Material supplied
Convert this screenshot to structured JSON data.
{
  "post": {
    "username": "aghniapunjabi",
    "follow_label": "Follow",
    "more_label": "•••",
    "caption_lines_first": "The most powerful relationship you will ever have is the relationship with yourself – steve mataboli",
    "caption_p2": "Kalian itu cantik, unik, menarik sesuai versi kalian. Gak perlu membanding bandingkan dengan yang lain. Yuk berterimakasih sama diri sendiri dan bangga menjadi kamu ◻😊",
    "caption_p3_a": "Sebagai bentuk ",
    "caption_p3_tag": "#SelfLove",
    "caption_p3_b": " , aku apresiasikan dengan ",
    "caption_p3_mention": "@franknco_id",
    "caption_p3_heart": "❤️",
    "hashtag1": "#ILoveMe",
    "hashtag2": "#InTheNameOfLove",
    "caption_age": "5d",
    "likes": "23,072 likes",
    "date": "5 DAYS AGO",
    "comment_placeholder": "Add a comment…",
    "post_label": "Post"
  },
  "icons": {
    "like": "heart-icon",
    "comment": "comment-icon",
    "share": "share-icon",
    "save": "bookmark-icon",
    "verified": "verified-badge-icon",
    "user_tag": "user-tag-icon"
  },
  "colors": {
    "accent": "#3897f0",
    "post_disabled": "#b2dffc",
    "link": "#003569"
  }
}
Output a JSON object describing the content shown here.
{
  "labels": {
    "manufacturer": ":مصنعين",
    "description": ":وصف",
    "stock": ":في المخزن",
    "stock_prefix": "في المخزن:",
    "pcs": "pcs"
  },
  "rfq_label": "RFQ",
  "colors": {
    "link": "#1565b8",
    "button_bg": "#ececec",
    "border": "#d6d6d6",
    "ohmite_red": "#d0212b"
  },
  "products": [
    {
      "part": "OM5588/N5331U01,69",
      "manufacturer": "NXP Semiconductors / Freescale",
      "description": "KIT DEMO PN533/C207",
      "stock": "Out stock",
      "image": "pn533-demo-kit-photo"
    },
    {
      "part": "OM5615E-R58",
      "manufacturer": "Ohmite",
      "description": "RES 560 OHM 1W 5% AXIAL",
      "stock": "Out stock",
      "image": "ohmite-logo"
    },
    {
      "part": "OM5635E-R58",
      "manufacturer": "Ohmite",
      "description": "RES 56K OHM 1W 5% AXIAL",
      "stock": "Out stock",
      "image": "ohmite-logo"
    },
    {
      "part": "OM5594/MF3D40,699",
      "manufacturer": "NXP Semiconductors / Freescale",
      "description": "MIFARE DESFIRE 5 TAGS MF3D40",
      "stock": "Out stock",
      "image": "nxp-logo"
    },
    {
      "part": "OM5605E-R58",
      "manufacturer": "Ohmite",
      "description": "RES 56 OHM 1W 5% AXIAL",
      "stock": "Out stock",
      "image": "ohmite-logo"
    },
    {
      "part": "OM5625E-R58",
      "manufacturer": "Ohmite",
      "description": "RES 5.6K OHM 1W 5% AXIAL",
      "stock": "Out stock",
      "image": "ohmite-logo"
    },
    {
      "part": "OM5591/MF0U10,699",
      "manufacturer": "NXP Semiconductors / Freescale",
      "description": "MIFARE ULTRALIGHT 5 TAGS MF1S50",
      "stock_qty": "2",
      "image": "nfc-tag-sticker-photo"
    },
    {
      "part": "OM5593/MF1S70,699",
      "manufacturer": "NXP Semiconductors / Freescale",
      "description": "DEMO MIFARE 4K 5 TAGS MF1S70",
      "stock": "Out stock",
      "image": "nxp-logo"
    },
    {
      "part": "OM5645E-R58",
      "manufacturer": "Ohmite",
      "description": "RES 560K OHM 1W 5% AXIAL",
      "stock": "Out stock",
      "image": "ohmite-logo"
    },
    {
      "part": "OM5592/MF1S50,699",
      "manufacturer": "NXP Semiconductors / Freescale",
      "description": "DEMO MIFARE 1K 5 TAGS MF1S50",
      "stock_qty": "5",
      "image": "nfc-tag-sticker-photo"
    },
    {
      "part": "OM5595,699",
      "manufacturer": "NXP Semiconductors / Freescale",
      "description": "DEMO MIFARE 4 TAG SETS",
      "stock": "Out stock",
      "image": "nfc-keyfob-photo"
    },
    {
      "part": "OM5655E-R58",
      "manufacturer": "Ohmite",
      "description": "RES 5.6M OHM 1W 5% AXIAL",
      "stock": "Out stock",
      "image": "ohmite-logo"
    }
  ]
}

Job
Copy all lines of the listing above that contain the string "JSON".

The answer
Convert this screenshot to structured JSON data.
Output a JSON object describing the content shown here.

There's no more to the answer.